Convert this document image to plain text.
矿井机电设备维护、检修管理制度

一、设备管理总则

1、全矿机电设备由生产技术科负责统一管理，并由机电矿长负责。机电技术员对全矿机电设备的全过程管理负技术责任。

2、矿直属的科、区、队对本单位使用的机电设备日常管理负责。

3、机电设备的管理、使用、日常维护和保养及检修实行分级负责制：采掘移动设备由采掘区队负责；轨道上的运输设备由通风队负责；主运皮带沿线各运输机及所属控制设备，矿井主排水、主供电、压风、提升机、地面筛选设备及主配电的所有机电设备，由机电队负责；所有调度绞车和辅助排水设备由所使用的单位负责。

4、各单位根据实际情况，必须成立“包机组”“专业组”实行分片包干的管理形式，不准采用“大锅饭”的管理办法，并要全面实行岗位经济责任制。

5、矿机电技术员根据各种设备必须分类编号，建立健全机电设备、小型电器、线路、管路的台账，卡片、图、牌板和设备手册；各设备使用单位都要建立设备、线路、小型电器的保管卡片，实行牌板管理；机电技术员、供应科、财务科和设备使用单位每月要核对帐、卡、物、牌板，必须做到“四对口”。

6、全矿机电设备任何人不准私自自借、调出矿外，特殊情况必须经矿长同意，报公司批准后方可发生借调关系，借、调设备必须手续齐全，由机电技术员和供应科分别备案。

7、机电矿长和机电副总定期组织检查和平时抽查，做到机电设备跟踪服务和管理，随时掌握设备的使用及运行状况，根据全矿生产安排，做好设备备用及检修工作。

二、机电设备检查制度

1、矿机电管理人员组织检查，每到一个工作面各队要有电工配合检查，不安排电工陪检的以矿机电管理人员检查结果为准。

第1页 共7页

------------------------------

Work to do: Each record should come back exactly as written.

Correct answer:
Convert this document image to plain text.
矿井机电设备维护、检修管理制度

一、设备管理总则

1、全矿机电设备由生产技术科负责统一管理，并由机电矿长负责。机电技术员对全矿机电设备的全过程管理负技术责任。

2、矿直属的科、区、队对本单位使用的机电设备日常管理负责。

3、机电设备的管理、使用、日常维护和保养及检修实行分级负责制：采掘移动设备由采掘区队负责；轨道上的运输设备由通风队负责；主运皮带沿线各运输机及所属控制设备，矿井主排水、主供电、压风、提升机、地面筛选设备及主配电的所有机电设备，由机电队负责；所有调度绞车和辅助排水设备由所使用的单位负责。

4、各单位根据实际情况，必须成立“包机组”“专业组”实行分片包干的管理形式，不准采用“大锅饭”的管理办法，并要全面实行岗位经济责任制。

5、矿机电技术员根据各种设备必须分类编号，建立健全机电设备、小型电器、线路、管路的台账，卡片、图、牌板和设备手册；各设备使用单位都要建立设备、线路、小型电器的保管卡片，实行牌板管理；机电技术员、供应科、财务科和设备使用单位每月要核对帐、卡、物、牌板，必须做到“四对口”。

6、全矿机电设备任何人不准私自自借、调出矿外，特殊情况必须经矿长同意，报公司批准后方可发生借调关系，借、调设备必须手续齐全，由机电技术员和供应科分别备案。

7、机电矿长和机电副总定期组织检查和平时抽查，做到机电设备跟踪服务和管理，随时掌握设备的使用及运行状况，根据全矿生产安排，做好设备备用及检修工作。

二、机电设备检查制度

1、矿机电管理人员组织检查，每到一个工作面各队要有电工配合检查，不安排电工陪检的以矿机电管理人员检查结果为准。

第1页 共7页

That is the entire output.